Stored data entries
· · ·
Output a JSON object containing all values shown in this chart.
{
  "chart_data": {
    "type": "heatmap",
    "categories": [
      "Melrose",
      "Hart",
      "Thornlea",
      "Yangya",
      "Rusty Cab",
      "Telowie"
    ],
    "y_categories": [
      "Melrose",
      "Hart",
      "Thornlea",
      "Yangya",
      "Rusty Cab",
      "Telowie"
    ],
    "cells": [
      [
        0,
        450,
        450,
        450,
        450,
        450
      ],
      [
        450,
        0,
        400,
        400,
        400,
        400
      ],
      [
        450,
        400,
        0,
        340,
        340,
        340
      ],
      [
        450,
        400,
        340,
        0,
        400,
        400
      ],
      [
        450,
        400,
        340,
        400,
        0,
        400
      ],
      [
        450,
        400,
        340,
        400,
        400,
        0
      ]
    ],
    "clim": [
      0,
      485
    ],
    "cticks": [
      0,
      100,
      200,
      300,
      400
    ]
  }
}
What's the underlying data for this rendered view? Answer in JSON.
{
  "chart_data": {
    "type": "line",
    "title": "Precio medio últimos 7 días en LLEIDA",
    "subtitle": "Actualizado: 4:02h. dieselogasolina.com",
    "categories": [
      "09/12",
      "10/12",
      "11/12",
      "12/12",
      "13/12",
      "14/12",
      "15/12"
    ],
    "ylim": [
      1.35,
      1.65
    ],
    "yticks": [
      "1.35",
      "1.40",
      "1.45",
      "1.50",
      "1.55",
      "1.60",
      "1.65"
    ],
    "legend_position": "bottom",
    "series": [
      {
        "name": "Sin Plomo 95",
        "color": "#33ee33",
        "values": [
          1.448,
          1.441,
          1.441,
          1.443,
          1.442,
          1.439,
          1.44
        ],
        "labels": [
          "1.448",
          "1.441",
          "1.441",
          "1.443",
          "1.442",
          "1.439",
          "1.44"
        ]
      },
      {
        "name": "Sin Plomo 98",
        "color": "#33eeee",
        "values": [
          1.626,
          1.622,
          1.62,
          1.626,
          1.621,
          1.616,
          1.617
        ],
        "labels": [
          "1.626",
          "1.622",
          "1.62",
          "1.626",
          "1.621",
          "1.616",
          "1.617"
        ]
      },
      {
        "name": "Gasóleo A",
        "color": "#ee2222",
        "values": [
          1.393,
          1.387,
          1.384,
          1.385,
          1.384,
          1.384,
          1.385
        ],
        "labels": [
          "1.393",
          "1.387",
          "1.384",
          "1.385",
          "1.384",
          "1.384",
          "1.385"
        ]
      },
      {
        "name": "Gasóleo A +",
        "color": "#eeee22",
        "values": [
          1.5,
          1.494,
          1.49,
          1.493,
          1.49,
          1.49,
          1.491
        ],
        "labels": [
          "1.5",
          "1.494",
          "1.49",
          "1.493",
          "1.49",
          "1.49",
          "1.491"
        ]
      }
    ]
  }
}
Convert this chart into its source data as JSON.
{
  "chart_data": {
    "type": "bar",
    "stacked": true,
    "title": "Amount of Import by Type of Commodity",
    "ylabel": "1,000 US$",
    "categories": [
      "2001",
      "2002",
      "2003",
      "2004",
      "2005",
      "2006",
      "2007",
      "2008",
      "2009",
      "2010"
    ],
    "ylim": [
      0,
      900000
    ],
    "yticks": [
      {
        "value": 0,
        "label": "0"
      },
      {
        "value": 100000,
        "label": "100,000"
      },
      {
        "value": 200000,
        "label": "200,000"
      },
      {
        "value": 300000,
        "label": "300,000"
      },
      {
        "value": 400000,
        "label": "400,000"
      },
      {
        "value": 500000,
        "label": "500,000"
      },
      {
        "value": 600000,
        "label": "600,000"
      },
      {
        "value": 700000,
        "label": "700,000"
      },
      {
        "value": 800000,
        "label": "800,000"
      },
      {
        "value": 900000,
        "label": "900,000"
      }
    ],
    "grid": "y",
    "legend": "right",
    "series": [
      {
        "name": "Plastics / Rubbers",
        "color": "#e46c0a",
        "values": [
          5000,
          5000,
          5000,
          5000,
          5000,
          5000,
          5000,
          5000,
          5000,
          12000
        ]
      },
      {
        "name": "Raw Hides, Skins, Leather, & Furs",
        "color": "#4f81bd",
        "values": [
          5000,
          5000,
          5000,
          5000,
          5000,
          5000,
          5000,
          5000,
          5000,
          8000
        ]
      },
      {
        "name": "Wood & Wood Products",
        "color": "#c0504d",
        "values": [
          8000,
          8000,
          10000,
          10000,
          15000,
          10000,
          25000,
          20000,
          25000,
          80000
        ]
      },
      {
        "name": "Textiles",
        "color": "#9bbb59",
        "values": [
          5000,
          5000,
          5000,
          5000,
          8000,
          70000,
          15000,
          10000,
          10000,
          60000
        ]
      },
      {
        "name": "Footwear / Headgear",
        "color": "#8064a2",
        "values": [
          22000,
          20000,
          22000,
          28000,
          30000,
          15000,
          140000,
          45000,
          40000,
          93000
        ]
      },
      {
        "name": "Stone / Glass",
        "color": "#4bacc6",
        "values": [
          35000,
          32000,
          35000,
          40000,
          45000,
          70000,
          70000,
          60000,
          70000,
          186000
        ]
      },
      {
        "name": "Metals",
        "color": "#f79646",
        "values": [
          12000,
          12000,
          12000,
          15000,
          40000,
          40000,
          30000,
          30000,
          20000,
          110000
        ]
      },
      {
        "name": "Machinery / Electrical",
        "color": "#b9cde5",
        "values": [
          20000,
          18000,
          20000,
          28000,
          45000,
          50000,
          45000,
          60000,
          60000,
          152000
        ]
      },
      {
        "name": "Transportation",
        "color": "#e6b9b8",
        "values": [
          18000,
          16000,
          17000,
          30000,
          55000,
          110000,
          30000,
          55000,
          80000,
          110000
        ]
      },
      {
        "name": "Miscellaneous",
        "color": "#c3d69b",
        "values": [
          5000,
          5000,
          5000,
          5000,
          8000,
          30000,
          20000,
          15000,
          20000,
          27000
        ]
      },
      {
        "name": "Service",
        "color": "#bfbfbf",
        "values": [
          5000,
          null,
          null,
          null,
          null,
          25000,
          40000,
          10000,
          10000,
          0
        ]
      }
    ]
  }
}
· · ·
• Stated problem:
Repeat each record exactly. Omit nothing.

• Final answer:
Output a JSON object containing all values shown in this chart.
{
  "chart_data": {
    "type": "heatmap",
    "categories": [
      "Melrose",
      "Hart",
      "Thornlea",
      "Yangya",
      "Rusty Cab",
      "Telowie"
    ],
    "y_categories": [
      "Melrose",
      "Hart",
      "Thornlea",
      "Yangya",
      "Rusty Cab",
      "Telowie"
    ],
    "cells": [
      [
        0,
        450,
        450,
        450,
        450,
        450
      ],
      [
        450,
        0,
        400,
        400,
        400,
        400
      ],
      [
        450,
        400,
        0,
        340,
        340,
        340
      ],
      [
        450,
        400,
        340,
        0,
        400,
        400
      ],
      [
        450,
        400,
        340,
        400,
        0,
        400
      ],
      [
        450,
        400,
        340,
        400,
        400,
        0
      ]
    ],
    "clim": [
      0,
      485
    ],
    "cticks": [
      0,
      100,
      200,
      300,
      400
    ]
  }
}
What's the underlying data for this rendered view? Answer in JSON.
{
  "chart_data": {
    "type": "line",
    "title": "Precio medio últimos 7 días en LLEIDA",
    "subtitle": "Actualizado: 4:02h. dieselogasolina.com",
    "categories": [
      "09/12",
      "10/12",
      "11/12",
      "12/12",
      "13/12",
      "14/12",
      "15/12"
    ],
    "ylim": [
      1.35,
      1.65
    ],
    "yticks": [
      "1.35",
      "1.40",
      "1.45",
      "1.50",
      "1.55",
      "1.60",
      "1.65"
    ],
    "legend_position": "bottom",
    "series": [
      {
        "name": "Sin Plomo 95",
        "color": "#33ee33",
        "values": [
          1.448,
          1.441,
          1.441,
          1.443,
          1.442,
          1.439,
          1.44
        ],
        "labels": [
          "1.448",
          "1.441",
          "1.441",
          "1.443",
          "1.442",
          "1.439",
          "1.44"
        ]
      },
      {
        "name": "Sin Plomo 98",
        "color": "#33eeee",
        "values": [
          1.626,
          1.622,
          1.62,
          1.626,
          1.621,
          1.616,
          1.617
        ],
        "labels": [
          "1.626",
          "1.622",
          "1.62",
          "1.626",
          "1.621",
          "1.616",
          "1.617"
        ]
      },
      {
        "name": "Gasóleo A",
        "color": "#ee2222",
        "values": [
          1.393,
          1.387,
          1.384,
          1.385,
          1.384,
          1.384,
          1.385
        ],
        "labels": [
          "1.393",
          "1.387",
          "1.384",
          "1.385",
          "1.384",
          "1.384",
          "1.385"
        ]
      },
      {
        "name": "Gasóleo A +",
        "color": "#eeee22",
        "values": [
          1.5,
          1.494,
          1.49,
          1.493,
          1.49,
          1.49,
          1.491
        ],
        "labels": [
          "1.5",
          "1.494",
          "1.49",
          "1.493",
          "1.49",
          "1.49",
          "1.491"
        ]
      }
    ]
  }
}
Convert this chart into its source data as JSON.
{
  "chart_data": {
    "type": "bar",
    "stacked": true,
    "title": "Amount of Import by Type of Commodity",
    "ylabel": "1,000 US$",
    "categories": [
      "2001",
      "2002",
      "2003",
      "2004",
      "2005",
      "2006",
      "2007",
      "2008",
      "2009",
      "2010"
    ],
    "ylim": [
      0,
      900000
    ],
    "yticks": [
      {
        "value": 0,
        "label": "0"
      },
      {
        "value": 100000,
        "label": "100,000"
      },
      {
        "value": 200000,
        "label": "200,000"
      },
      {
        "value": 300000,
        "label": "300,000"
      },
      {
        "value": 400000,
        "label": "400,000"
      },
      {
        "value": 500000,
        "label": "500,000"
      },
      {
        "value": 600000,
        "label": "600,000"
      },
      {
        "value": 700000,
        "label": "700,000"
      },
      {
        "value": 800000,
        "label": "800,000"
      },
      {
        "value": 900000,
        "label": "900,000"
      }
    ],
    "grid": "y",
    "legend": "right",
    "series": [
      {
        "name": "Plastics / Rubbers",
        "color": "#e46c0a",
        "values": [
          5000,
          5000,
          5000,
          5000,
          5000,
          5000,
          5000,
          5000,
          5000,
          12000
        ]
      },
      {
        "name": "Raw Hides, Skins, Leather, & Furs",
        "color": "#4f81bd",
        "values": [
          5000,
          5000,
          5000,
          5000,
          5000,
          5000,
          5000,
          5000,
          5000,
          8000
        ]
      },
      {
        "name": "Wood & Wood Products",
        "color": "#c0504d",
        "values": [
          8000,
          8000,
          10000,
          10000,
          15000,
          10000,
          25000,
          20000,
          25000,
          80000
        ]
      },
      {
        "name": "Textiles",
        "color": "#9bbb59",
        "values": [
          5000,
          5000,
          5000,
          5000,
          8000,
          70000,
          15000,
          10000,
          10000,
          60000
        ]
      },
      {
        "name": "Footwear / Headgear",
        "color": "#8064a2",
        "values": [
          22000,
          20000,
          22000,
          28000,
          30000,
          15000,
          140000,
          45000,
          40000,
          93000
        ]
      },
      {
        "name": "Stone / Glass",
        "color": "#4bacc6",
        "values": [
          35000,
          32000,
          35000,
          40000,
          45000,
          70000,
          70000,
          60000,
          70000,
          186000
        ]
      },
      {
        "name": "Metals",
        "color": "#f79646",
        "values": [
          12000,
          12000,
          12000,
          15000,
          40000,
          40000,
          30000,
          30000,
          20000,
          110000
        ]
      },
      {
        "name": "Machinery / Electrical",
        "color": "#b9cde5",
        "values": [
          20000,
          18000,
          20000,
          28000,
          45000,
          50000,
          45000,
          60000,
          60000,
          152000
        ]
      },
      {
        "name": "Transportation",
        "color": "#e6b9b8",
        "values": [
          18000,
          16000,
          17000,
          30000,
          55000,
          110000,
          30000,
          55000,
          80000,
          110000
        ]
      },
      {
        "name": "Miscellaneous",
        "color": "#c3d69b",
        "values": [
          5000,
          5000,
          5000,
          5000,
          8000,
          30000,
          20000,
          15000,
          20000,
          27000
        ]
      },
      {
        "name": "Service",
        "color": "#bfbfbf",
        "values": [
          5000,
          null,
          null,
          null,
          null,
          25000,
          40000,
          10000,
          10000,
          0
        ]
      }
    ]
  }
}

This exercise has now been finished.